What to do: All entries below are to be returned exactly, with pictures left out.

Segment Start: Data for the task

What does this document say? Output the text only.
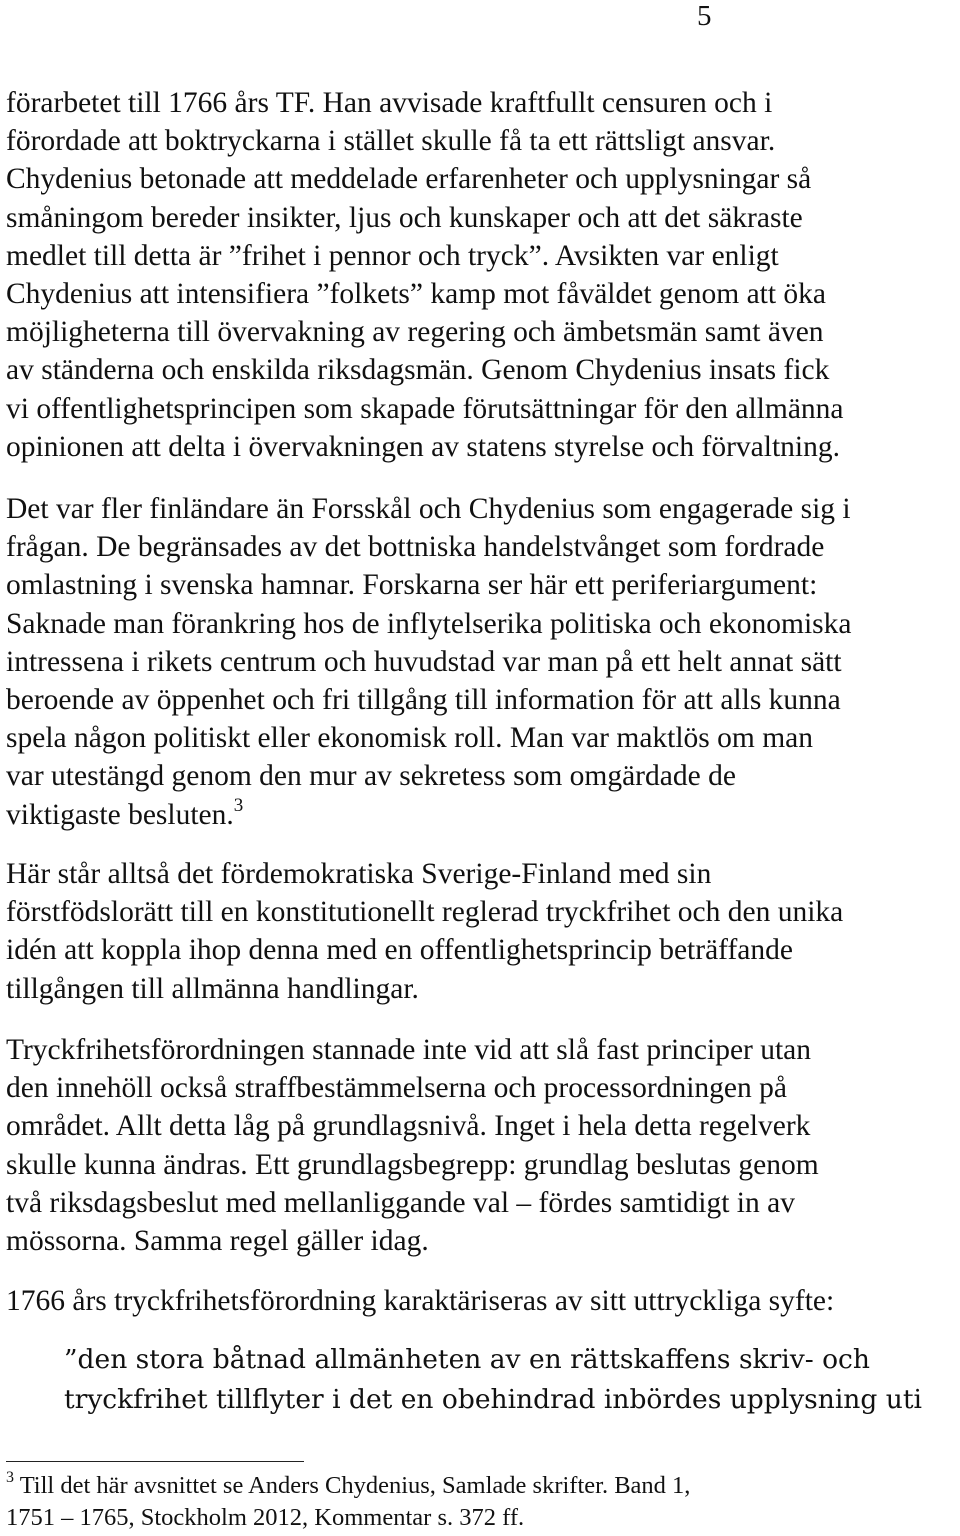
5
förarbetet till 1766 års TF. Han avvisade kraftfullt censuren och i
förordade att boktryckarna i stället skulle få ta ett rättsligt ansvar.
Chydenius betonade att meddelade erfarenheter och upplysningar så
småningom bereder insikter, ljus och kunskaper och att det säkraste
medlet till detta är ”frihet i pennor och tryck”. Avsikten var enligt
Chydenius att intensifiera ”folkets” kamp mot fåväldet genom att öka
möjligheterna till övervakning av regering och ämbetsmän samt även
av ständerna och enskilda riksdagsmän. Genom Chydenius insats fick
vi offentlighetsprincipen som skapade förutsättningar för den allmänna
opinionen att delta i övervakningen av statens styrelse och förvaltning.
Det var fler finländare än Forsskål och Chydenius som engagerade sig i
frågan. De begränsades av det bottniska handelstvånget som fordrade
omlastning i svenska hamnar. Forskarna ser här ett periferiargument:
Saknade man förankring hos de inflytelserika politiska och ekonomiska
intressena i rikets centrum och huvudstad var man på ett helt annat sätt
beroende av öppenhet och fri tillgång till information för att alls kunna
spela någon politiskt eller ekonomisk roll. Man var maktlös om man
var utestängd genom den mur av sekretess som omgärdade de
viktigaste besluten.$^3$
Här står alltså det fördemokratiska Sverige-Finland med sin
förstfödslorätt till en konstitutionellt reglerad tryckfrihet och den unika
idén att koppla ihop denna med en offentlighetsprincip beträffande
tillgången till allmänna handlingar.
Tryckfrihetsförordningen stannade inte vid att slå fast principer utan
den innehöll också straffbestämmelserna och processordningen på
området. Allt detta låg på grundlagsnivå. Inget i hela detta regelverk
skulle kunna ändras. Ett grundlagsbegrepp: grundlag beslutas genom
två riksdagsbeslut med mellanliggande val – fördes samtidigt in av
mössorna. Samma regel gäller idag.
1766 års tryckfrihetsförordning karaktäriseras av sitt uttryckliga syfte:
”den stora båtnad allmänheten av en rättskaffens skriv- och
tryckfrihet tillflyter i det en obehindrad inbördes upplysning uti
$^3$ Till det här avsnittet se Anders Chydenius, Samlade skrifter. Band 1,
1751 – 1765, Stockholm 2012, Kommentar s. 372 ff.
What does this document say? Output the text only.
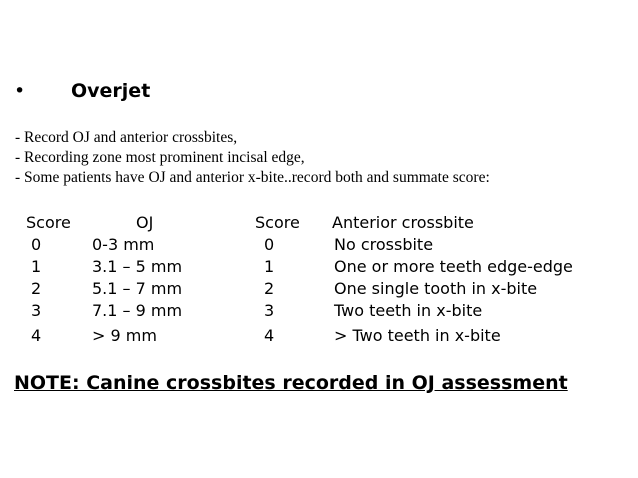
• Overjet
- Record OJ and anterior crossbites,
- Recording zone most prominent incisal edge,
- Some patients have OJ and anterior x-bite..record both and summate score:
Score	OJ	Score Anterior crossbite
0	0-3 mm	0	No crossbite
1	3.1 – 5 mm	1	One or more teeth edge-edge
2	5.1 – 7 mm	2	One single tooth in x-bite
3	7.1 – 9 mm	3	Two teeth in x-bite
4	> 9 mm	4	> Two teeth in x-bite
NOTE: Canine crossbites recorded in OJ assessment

Segment End: Data for the task

Written answer:
What does this document say? Output the text only.
5
förarbetet till 1766 års TF. Han avvisade kraftfullt censuren och i
förordade att boktryckarna i stället skulle få ta ett rättsligt ansvar.
Chydenius betonade att meddelade erfarenheter och upplysningar så
småningom bereder insikter, ljus och kunskaper och att det säkraste
medlet till detta är ”frihet i pennor och tryck”. Avsikten var enligt
Chydenius att intensifiera ”folkets” kamp mot fåväldet genom att öka
möjligheterna till övervakning av regering och ämbetsmän samt även
av ständerna och enskilda riksdagsmän. Genom Chydenius insats fick
vi offentlighetsprincipen som skapade förutsättningar för den allmänna
opinionen att delta i övervakningen av statens styrelse och förvaltning.
Det var fler finländare än Forsskål och Chydenius som engagerade sig i
frågan. De begränsades av det bottniska handelstvånget som fordrade
omlastning i svenska hamnar. Forskarna ser här ett periferiargument:
Saknade man förankring hos de inflytelserika politiska och ekonomiska
intressena i rikets centrum och huvudstad var man på ett helt annat sätt
beroende av öppenhet och fri tillgång till information för att alls kunna
spela någon politiskt eller ekonomisk roll. Man var maktlös om man
var utestängd genom den mur av sekretess som omgärdade de
viktigaste besluten.$^3$
Här står alltså det fördemokratiska Sverige-Finland med sin
förstfödslorätt till en konstitutionellt reglerad tryckfrihet och den unika
idén att koppla ihop denna med en offentlighetsprincip beträffande
tillgången till allmänna handlingar.
Tryckfrihetsförordningen stannade inte vid att slå fast principer utan
den innehöll också straffbestämmelserna och processordningen på
området. Allt detta låg på grundlagsnivå. Inget i hela detta regelverk
skulle kunna ändras. Ett grundlagsbegrepp: grundlag beslutas genom
två riksdagsbeslut med mellanliggande val – fördes samtidigt in av
mössorna. Samma regel gäller idag.
1766 års tryckfrihetsförordning karaktäriseras av sitt uttryckliga syfte:
”den stora båtnad allmänheten av en rättskaffens skriv- och
tryckfrihet tillflyter i det en obehindrad inbördes upplysning uti
$^3$ Till det här avsnittet se Anders Chydenius, Samlade skrifter. Band 1,
1751 – 1765, Stockholm 2012, Kommentar s. 372 ff.
What does this document say? Output the text only.
• Overjet
- Record OJ and anterior crossbites,
- Recording zone most prominent incisal edge,
- Some patients have OJ and anterior x-bite..record both and summate score:
Score	OJ	Score Anterior crossbite
0	0-3 mm	0	No crossbite
1	3.1 – 5 mm	1	One or more teeth edge-edge
2	5.1 – 7 mm	2	One single tooth in x-bite
3	7.1 – 9 mm	3	Two teeth in x-bite
4	> 9 mm	4	> Two teeth in x-bite
NOTE: Canine crossbites recorded in OJ assessment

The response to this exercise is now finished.